■ Work to be completed:
Reproduce the listing below in full and without alteration, apart from its pictures.
···
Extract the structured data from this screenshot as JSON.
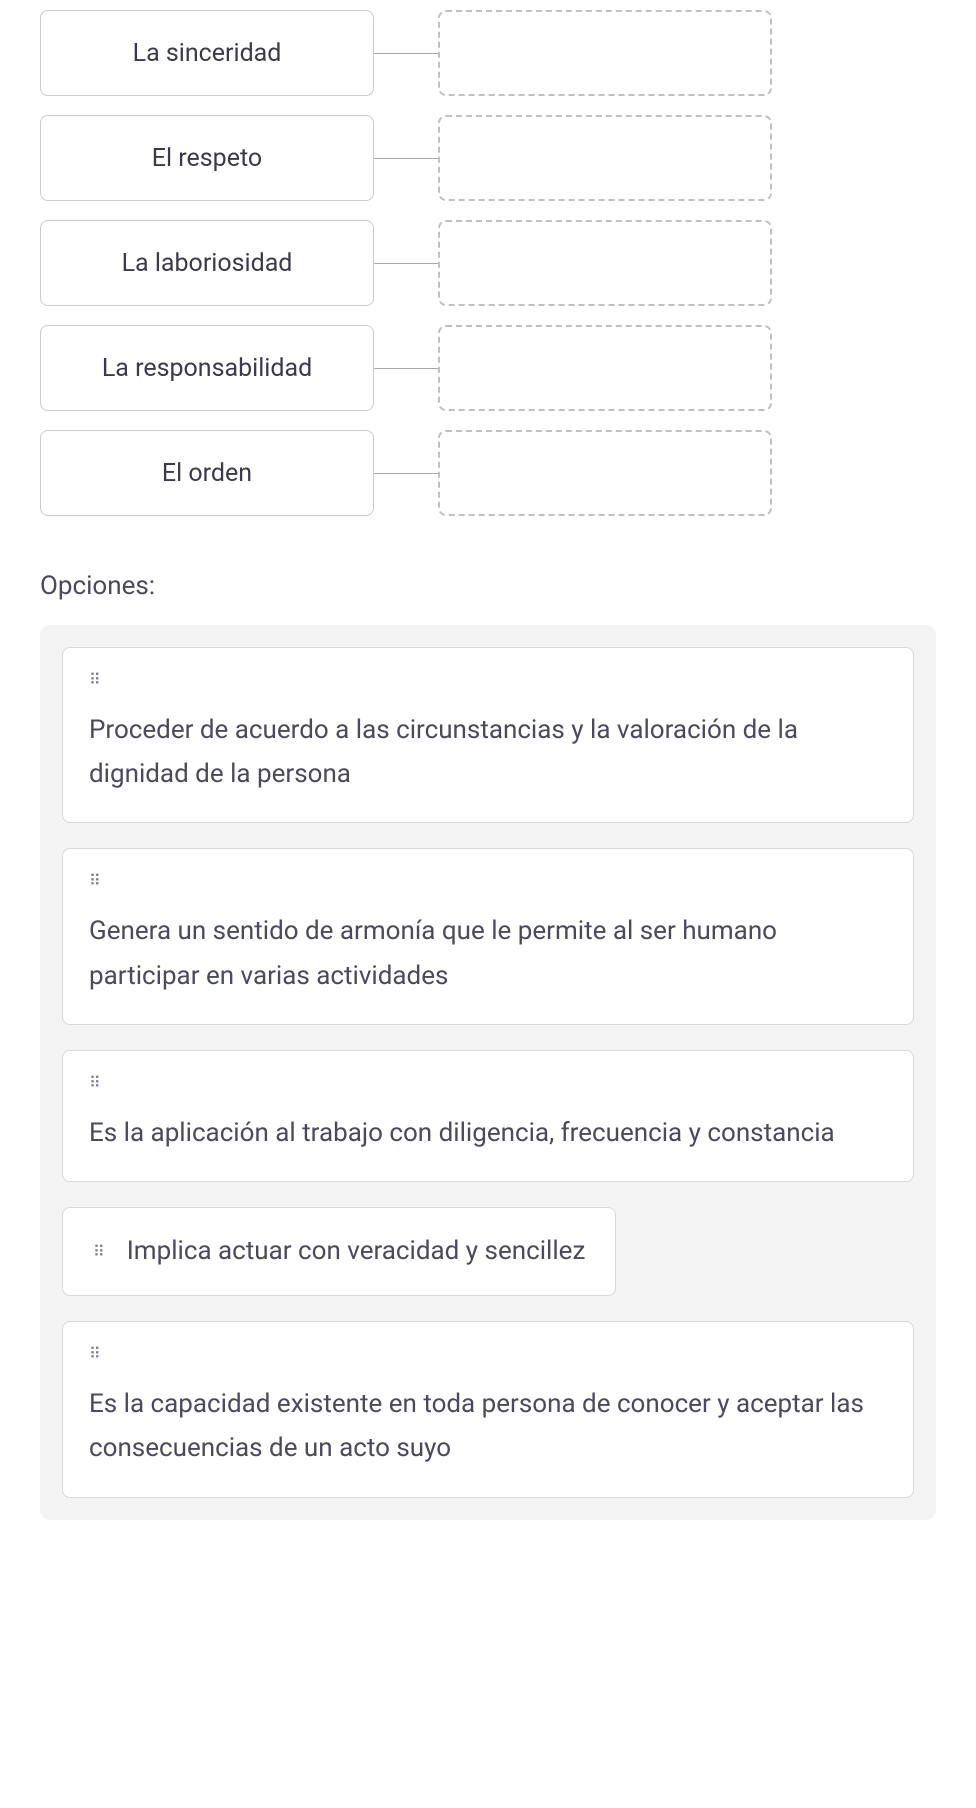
{
  "matching": {
    "items": [
      {
        "label": "La sinceridad"
      },
      {
        "label": "El respeto"
      },
      {
        "label": "La laboriosidad"
      },
      {
        "label": "La responsabilidad"
      },
      {
        "label": "El orden"
      }
    ]
  },
  "options_title": "Opciones:",
  "options": [
    {
      "text": "Proceder de acuerdo a las circunstancias y la valoración de la dignidad de la persona",
      "inline": false
    },
    {
      "text": "Genera un sentido de armonía que le permite al ser humano participar en varias actividades",
      "inline": false
    },
    {
      "text": "Es la aplicación al trabajo con diligencia, frecuencia y constancia",
      "inline": false
    },
    {
      "text": "Implica actuar con veracidad y sencillez",
      "inline": true
    },
    {
      "text": "Es la capacidad existente en toda persona de conocer y aceptar las consecuencias de un acto suyo",
      "inline": false
    }
  ]
}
···
■ Exercise output:
Extract the structured data from this screenshot as JSON.
{
  "matching": {
    "items": [
      {
        "label": "La sinceridad"
      },
      {
        "label": "El respeto"
      },
      {
        "label": "La laboriosidad"
      },
      {
        "label": "La responsabilidad"
      },
      {
        "label": "El orden"
      }
    ]
  },
  "options_title": "Opciones:",
  "options": [
    {
      "text": "Proceder de acuerdo a las circunstancias y la valoración de la dignidad de la persona",
      "inline": false
    },
    {
      "text": "Genera un sentido de armonía que le permite al ser humano participar en varias actividades",
      "inline": false
    },
    {
      "text": "Es la aplicación al trabajo con diligencia, frecuencia y constancia",
      "inline": false
    },
    {
      "text": "Implica actuar con veracidad y sencillez",
      "inline": true
    },
    {
      "text": "Es la capacidad existente en toda persona de conocer y aceptar las consecuencias de un acto suyo",
      "inline": false
    }
  ]
}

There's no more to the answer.